Collected data entries:
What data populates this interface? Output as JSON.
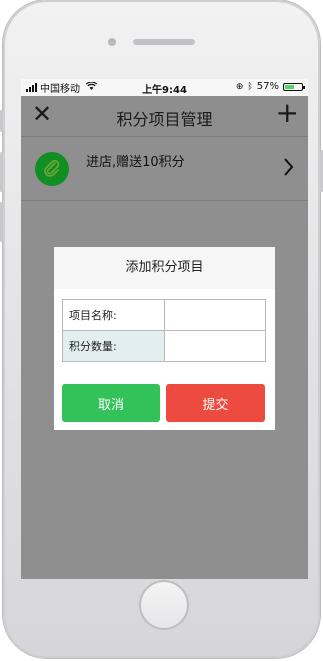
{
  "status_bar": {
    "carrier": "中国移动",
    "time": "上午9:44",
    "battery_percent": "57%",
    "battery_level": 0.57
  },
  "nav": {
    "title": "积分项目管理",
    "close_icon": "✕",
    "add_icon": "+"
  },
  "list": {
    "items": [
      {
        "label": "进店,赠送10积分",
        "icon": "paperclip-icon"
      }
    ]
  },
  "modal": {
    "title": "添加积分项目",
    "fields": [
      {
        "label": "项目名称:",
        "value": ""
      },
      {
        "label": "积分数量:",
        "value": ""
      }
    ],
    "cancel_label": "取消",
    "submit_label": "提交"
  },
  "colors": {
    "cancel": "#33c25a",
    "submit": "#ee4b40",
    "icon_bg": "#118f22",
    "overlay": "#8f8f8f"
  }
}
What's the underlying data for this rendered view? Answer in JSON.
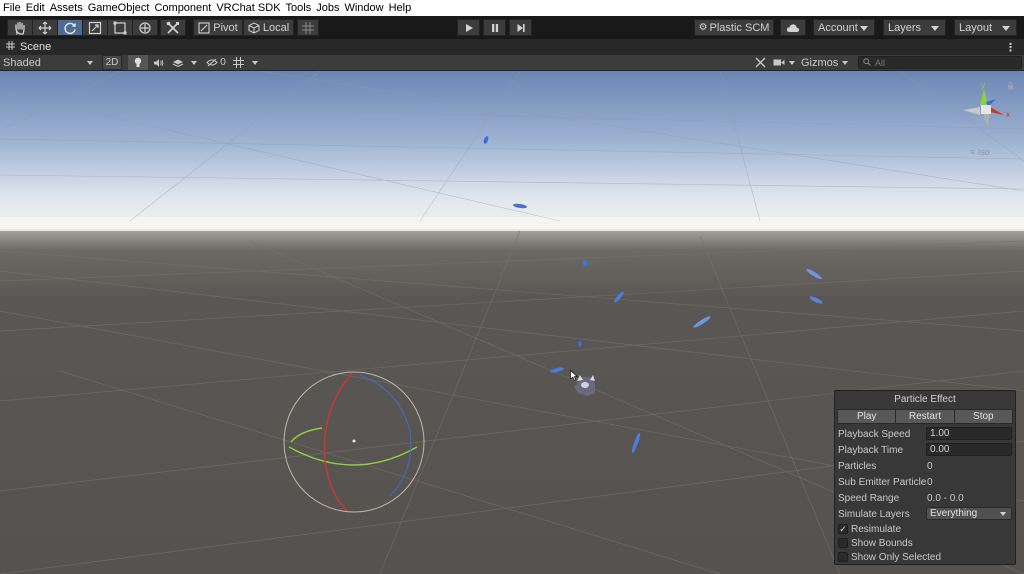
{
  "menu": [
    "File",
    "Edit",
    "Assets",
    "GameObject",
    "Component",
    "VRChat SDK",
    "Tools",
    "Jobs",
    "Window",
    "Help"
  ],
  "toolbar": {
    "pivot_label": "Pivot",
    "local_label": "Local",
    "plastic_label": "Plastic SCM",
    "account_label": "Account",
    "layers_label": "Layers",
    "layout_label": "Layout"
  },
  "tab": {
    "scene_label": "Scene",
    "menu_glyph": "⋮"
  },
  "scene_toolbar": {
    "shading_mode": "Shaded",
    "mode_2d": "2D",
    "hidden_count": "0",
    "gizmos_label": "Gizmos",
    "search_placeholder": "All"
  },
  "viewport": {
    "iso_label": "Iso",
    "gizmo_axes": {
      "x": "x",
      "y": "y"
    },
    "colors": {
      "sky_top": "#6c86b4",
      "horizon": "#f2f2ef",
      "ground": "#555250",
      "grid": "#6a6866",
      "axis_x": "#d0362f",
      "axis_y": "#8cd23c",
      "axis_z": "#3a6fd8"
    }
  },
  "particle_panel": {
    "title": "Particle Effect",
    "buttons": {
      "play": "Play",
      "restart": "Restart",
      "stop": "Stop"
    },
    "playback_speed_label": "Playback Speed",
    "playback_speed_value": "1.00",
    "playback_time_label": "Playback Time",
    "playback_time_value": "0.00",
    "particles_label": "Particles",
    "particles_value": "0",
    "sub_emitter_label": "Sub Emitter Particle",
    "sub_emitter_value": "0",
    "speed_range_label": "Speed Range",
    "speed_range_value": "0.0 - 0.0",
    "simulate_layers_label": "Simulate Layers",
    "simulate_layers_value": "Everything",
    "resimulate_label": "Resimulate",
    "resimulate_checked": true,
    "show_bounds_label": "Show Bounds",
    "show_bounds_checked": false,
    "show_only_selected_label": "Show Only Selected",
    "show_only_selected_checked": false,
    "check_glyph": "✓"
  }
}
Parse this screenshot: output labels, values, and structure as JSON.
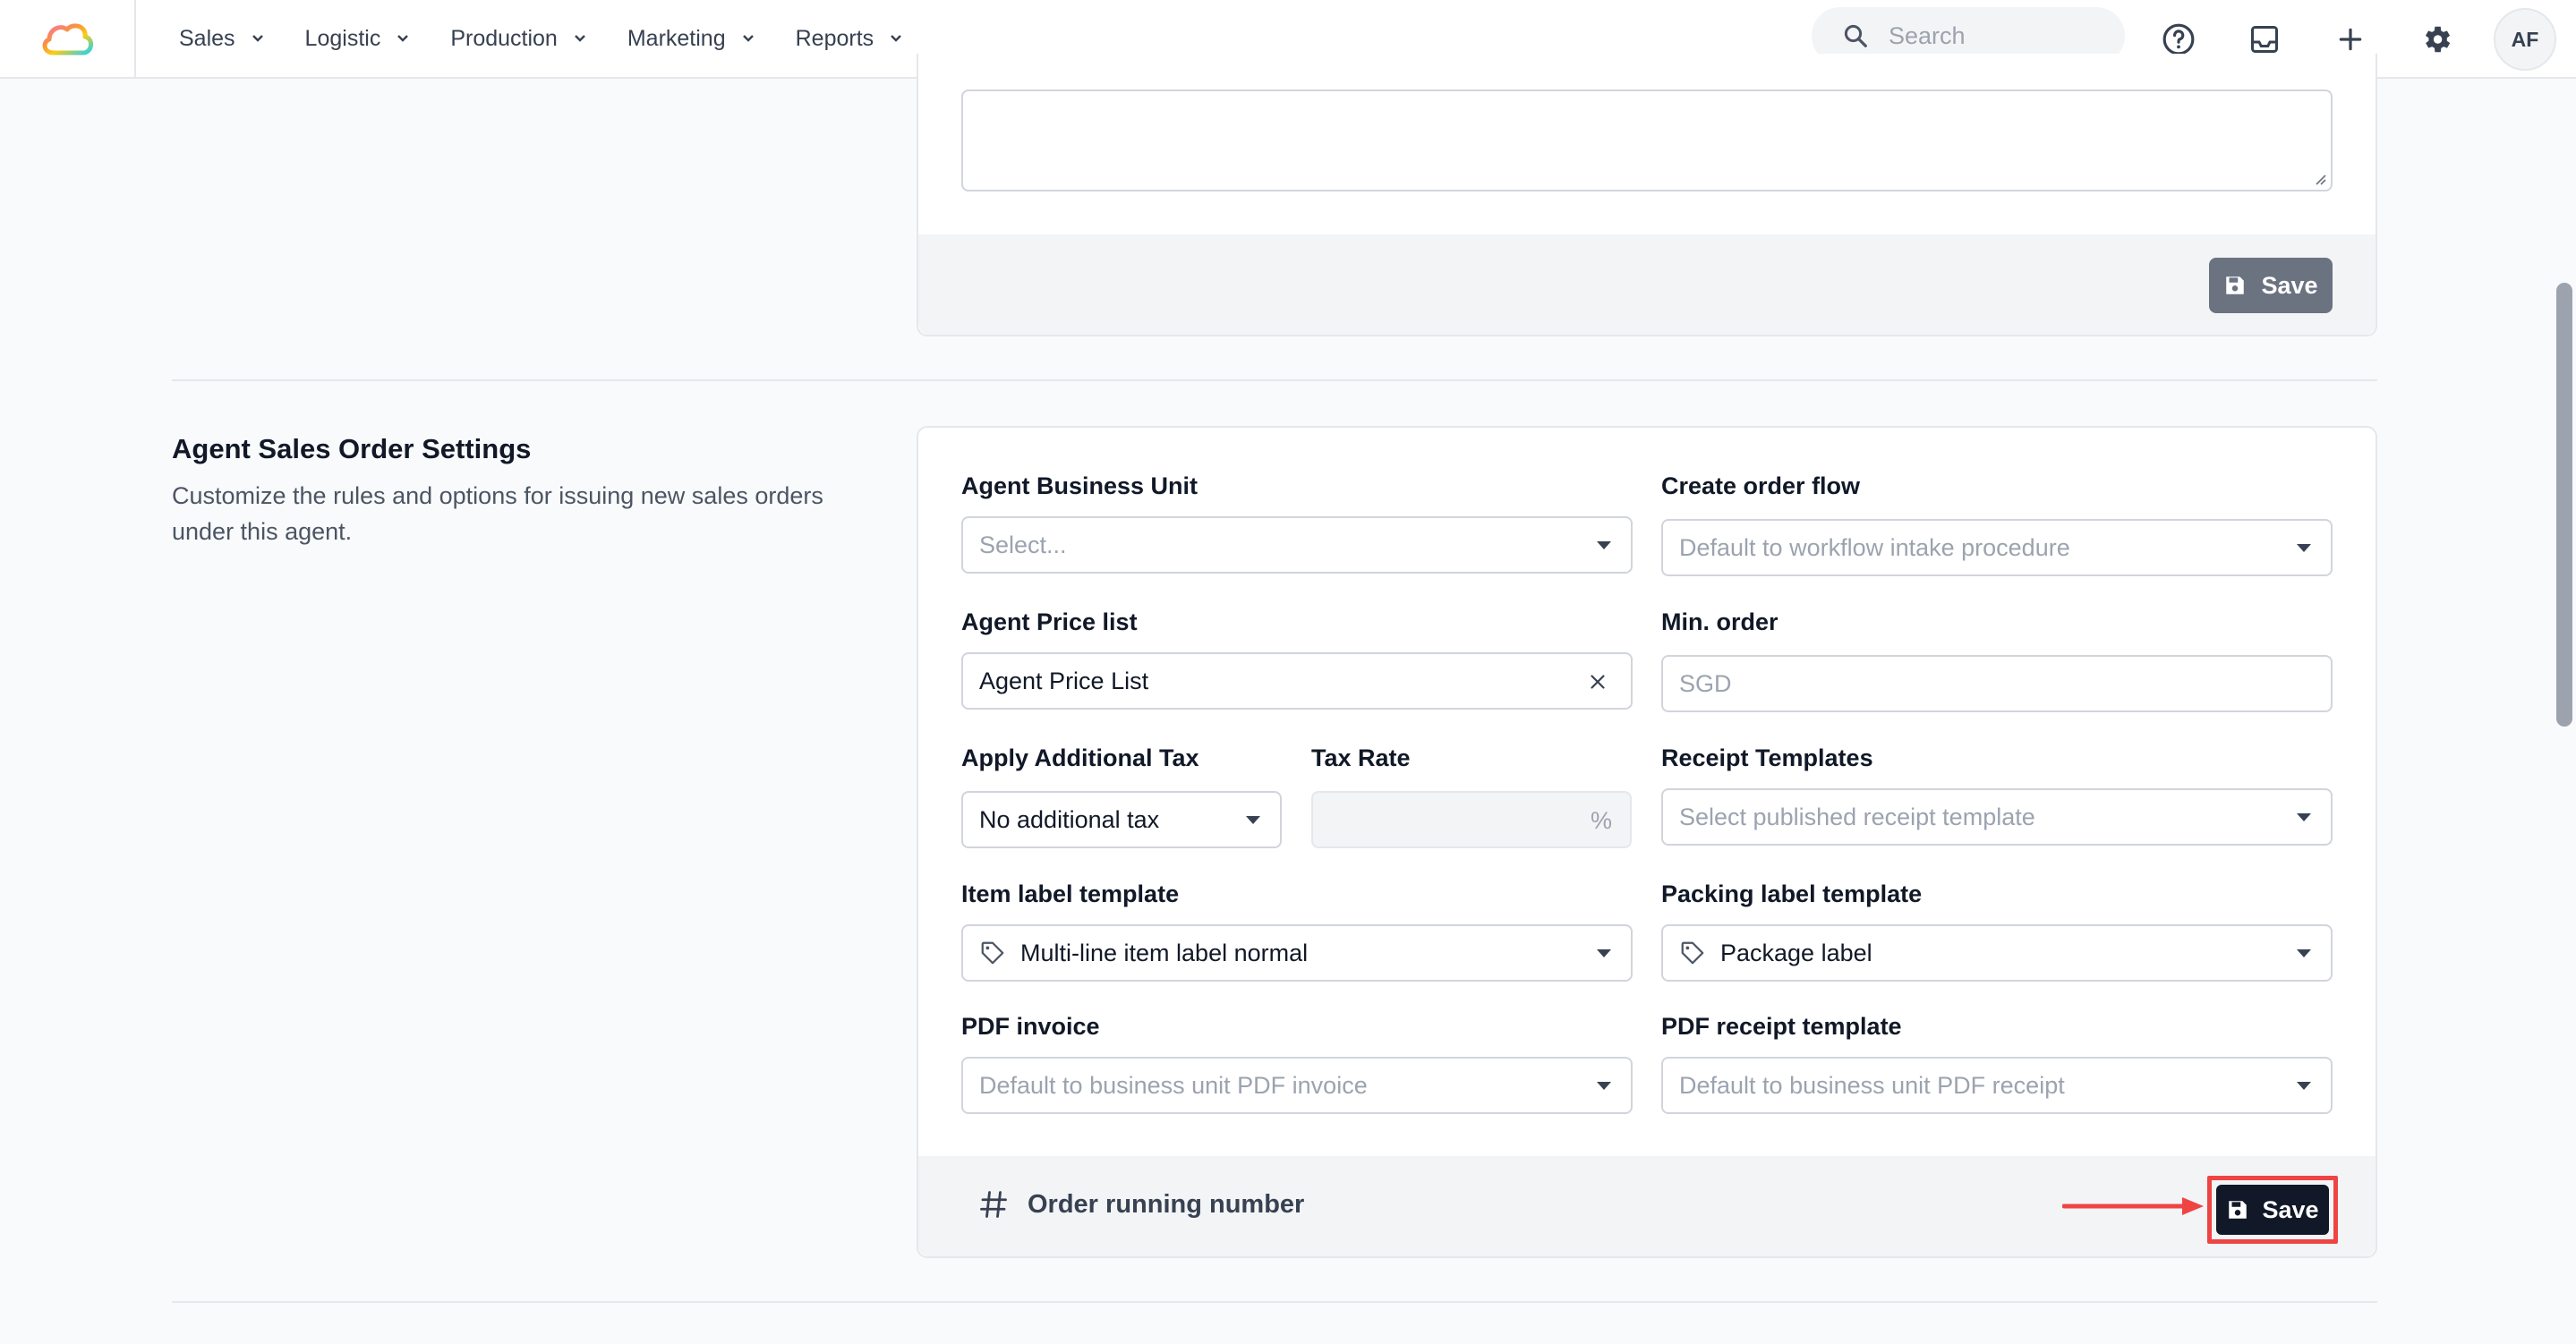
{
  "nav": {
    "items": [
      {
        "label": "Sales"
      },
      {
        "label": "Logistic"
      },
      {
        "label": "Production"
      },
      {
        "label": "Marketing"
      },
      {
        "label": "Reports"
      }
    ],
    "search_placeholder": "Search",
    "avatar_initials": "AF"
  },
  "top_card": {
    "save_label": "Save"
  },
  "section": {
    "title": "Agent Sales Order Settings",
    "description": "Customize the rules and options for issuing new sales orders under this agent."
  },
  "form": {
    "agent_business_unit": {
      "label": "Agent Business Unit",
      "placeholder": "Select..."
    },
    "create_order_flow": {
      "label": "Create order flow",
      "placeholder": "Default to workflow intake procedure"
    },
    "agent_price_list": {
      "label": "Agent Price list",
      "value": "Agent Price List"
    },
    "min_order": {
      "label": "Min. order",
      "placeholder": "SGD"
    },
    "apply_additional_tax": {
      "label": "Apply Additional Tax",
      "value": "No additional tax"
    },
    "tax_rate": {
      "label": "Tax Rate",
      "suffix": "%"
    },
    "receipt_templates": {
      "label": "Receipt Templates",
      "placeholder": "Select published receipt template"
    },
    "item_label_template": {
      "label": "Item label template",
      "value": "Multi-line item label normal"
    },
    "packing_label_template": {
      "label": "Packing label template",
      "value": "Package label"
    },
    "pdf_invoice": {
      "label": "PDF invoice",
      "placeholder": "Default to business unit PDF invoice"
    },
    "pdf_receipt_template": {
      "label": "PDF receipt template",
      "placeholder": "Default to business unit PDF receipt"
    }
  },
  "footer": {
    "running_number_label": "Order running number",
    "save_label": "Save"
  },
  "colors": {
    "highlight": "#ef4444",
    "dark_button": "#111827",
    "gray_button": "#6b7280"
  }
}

**Written problem:** Reproduce the data verbatim. Do not carry any picture into the copy.

**Worked answer:**
What data populates this interface? Output as JSON.
{
  "status_bar": {
    "carrier": "中国移动",
    "time": "上午9:44",
    "battery_percent": "57%",
    "battery_level": 0.57
  },
  "nav": {
    "title": "积分项目管理",
    "close_icon": "✕",
    "add_icon": "+"
  },
  "list": {
    "items": [
      {
        "label": "进店,赠送10积分",
        "icon": "paperclip-icon"
      }
    ]
  },
  "modal": {
    "title": "添加积分项目",
    "fields": [
      {
        "label": "项目名称:",
        "value": ""
      },
      {
        "label": "积分数量:",
        "value": ""
      }
    ],
    "cancel_label": "取消",
    "submit_label": "提交"
  },
  "colors": {
    "cancel": "#33c25a",
    "submit": "#ee4b40",
    "icon_bg": "#118f22",
    "overlay": "#8f8f8f"
  }
}
What's the underlying data for this rendered view? Answer in JSON.
{
  "menu": [
    "File",
    "Edit",
    "Assets",
    "GameObject",
    "Component",
    "VRChat SDK",
    "Tools",
    "Jobs",
    "Window",
    "Help"
  ],
  "toolbar": {
    "pivot_label": "Pivot",
    "local_label": "Local",
    "plastic_label": "Plastic SCM",
    "account_label": "Account",
    "layers_label": "Layers",
    "layout_label": "Layout"
  },
  "tab": {
    "scene_label": "Scene",
    "menu_glyph": "⋮"
  },
  "scene_toolbar": {
    "shading_mode": "Shaded",
    "mode_2d": "2D",
    "hidden_count": "0",
    "gizmos_label": "Gizmos",
    "search_placeholder": "All"
  },
  "viewport": {
    "iso_label": "Iso",
    "gizmo_axes": {
      "x": "x",
      "y": "y"
    },
    "colors": {
      "sky_top": "#6c86b4",
      "horizon": "#f2f2ef",
      "ground": "#555250",
      "grid": "#6a6866",
      "axis_x": "#d0362f",
      "axis_y": "#8cd23c",
      "axis_z": "#3a6fd8"
    }
  },
  "particle_panel": {
    "title": "Particle Effect",
    "buttons": {
      "play": "Play",
      "restart": "Restart",
      "stop": "Stop"
    },
    "playback_speed_label": "Playback Speed",
    "playback_speed_value": "1.00",
    "playback_time_label": "Playback Time",
    "playback_time_value": "0.00",
    "particles_label": "Particles",
    "particles_value": "0",
    "sub_emitter_label": "Sub Emitter Particle",
    "sub_emitter_value": "0",
    "speed_range_label": "Speed Range",
    "speed_range_value": "0.0 - 0.0",
    "simulate_layers_label": "Simulate Layers",
    "simulate_layers_value": "Everything",
    "resimulate_label": "Resimulate",
    "resimulate_checked": true,
    "show_bounds_label": "Show Bounds",
    "show_bounds_checked": false,
    "show_only_selected_label": "Show Only Selected",
    "show_only_selected_checked": false,
    "check_glyph": "✓"
  }
}
Parse this screenshot: output labels, values, and structure as JSON.
{
  "nav": {
    "items": [
      {
        "label": "Sales"
      },
      {
        "label": "Logistic"
      },
      {
        "label": "Production"
      },
      {
        "label": "Marketing"
      },
      {
        "label": "Reports"
      }
    ],
    "search_placeholder": "Search",
    "avatar_initials": "AF"
  },
  "top_card": {
    "save_label": "Save"
  },
  "section": {
    "title": "Agent Sales Order Settings",
    "description": "Customize the rules and options for issuing new sales orders under this agent."
  },
  "form": {
    "agent_business_unit": {
      "label": "Agent Business Unit",
      "placeholder": "Select..."
    },
    "create_order_flow": {
      "label": "Create order flow",
      "placeholder": "Default to workflow intake procedure"
    },
    "agent_price_list": {
      "label": "Agent Price list",
      "value": "Agent Price List"
    },
    "min_order": {
      "label": "Min. order",
      "placeholder": "SGD"
    },
    "apply_additional_tax": {
      "label": "Apply Additional Tax",
      "value": "No additional tax"
    },
    "tax_rate": {
      "label": "Tax Rate",
      "suffix": "%"
    },
    "receipt_templates": {
      "label": "Receipt Templates",
      "placeholder": "Select published receipt template"
    },
    "item_label_template": {
      "label": "Item label template",
      "value": "Multi-line item label normal"
    },
    "packing_label_template": {
      "label": "Packing label template",
      "value": "Package label"
    },
    "pdf_invoice": {
      "label": "PDF invoice",
      "placeholder": "Default to business unit PDF invoice"
    },
    "pdf_receipt_template": {
      "label": "PDF receipt template",
      "placeholder": "Default to business unit PDF receipt"
    }
  },
  "footer": {
    "running_number_label": "Order running number",
    "save_label": "Save"
  },
  "colors": {
    "highlight": "#ef4444",
    "dark_button": "#111827",
    "gray_button": "#6b7280"
  }
}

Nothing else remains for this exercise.